What you are asked to do: In the data below, find every line that has the string "embolism", and copy it.

Material:

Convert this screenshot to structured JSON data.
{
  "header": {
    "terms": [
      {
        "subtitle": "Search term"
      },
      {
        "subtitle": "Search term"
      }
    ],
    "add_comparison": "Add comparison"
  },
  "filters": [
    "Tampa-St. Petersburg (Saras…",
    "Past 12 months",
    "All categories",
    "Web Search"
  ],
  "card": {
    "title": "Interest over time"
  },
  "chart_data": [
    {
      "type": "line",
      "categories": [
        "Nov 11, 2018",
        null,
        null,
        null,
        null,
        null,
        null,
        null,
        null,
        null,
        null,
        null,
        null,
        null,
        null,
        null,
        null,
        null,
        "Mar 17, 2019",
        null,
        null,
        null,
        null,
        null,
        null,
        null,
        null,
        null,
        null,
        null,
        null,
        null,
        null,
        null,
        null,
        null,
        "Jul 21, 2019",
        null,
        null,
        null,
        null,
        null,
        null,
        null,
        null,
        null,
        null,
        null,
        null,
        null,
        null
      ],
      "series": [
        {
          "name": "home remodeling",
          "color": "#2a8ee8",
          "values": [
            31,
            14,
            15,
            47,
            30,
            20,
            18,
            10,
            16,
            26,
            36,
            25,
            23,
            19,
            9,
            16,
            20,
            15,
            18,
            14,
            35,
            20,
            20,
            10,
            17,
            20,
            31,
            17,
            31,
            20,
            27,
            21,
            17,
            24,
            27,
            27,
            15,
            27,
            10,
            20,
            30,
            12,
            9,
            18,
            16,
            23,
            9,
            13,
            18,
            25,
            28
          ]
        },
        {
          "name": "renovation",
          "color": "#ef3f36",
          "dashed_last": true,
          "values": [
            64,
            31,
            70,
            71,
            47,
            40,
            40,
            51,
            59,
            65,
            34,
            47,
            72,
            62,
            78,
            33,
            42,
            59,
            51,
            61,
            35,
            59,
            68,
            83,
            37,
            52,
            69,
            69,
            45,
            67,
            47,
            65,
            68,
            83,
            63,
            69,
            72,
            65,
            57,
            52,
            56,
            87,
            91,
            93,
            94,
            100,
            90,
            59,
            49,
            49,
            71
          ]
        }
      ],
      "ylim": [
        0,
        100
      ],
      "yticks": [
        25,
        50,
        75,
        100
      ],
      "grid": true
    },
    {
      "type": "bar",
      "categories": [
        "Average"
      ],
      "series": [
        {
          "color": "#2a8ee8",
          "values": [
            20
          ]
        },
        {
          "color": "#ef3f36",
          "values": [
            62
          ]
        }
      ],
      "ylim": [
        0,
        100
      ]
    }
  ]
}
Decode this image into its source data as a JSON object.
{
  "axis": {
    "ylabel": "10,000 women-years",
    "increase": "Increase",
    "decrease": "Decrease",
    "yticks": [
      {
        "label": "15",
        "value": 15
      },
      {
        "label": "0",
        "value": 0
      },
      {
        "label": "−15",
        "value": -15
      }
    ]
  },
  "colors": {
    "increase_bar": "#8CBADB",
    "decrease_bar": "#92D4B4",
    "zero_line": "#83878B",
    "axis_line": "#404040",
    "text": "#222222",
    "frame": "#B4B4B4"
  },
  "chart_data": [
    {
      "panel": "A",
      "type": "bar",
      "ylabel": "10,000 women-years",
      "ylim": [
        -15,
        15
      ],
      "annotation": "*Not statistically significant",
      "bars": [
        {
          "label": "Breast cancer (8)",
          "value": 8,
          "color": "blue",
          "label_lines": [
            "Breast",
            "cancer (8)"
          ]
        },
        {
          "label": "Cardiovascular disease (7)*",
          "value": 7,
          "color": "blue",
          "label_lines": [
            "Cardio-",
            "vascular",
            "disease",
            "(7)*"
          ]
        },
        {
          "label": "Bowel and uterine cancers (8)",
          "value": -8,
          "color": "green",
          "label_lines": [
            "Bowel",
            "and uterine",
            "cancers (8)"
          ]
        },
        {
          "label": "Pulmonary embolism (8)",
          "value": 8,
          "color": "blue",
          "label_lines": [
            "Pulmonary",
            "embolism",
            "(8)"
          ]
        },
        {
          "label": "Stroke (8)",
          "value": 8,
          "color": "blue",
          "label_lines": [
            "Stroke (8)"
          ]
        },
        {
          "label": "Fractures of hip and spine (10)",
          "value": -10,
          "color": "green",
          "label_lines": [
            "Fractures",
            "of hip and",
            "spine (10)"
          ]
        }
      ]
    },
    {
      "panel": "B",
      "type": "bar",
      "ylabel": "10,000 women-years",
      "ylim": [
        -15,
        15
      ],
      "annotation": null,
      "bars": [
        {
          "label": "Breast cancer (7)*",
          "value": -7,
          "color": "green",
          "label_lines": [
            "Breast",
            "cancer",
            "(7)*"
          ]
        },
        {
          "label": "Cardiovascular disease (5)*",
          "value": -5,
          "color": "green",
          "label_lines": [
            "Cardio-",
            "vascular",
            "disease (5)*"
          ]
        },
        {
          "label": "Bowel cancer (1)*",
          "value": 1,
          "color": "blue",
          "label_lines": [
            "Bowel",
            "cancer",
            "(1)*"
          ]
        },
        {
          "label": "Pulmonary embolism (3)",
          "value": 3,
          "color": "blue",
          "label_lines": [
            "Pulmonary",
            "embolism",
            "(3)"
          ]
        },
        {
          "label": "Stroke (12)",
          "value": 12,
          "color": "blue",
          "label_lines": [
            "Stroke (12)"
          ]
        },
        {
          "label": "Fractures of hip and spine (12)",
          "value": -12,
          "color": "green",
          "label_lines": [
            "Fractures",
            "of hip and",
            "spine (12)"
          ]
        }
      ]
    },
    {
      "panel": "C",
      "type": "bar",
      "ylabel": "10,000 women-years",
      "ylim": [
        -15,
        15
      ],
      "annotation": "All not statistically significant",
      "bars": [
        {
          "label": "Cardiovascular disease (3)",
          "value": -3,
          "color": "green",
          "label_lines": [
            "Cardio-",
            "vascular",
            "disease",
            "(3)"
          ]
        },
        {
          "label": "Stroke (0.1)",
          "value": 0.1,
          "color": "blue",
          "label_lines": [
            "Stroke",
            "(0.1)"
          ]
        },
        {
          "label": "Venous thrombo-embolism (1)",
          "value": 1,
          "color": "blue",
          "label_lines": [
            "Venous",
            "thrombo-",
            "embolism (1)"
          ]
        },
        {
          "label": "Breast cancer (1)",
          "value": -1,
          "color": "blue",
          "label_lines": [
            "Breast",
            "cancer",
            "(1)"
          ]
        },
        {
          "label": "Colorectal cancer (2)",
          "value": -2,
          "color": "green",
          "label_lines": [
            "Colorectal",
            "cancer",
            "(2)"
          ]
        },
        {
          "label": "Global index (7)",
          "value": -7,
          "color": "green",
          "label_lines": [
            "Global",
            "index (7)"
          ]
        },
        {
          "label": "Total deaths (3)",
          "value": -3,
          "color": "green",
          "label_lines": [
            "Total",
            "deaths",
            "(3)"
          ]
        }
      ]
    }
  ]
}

Result:
          "label": "Pulmonary embolism (8)",
            "embolism",
          "label": "Pulmonary embolism (3)",
            "embolism",
          "label": "Venous thrombo-embolism (1)",
            "embolism (1)"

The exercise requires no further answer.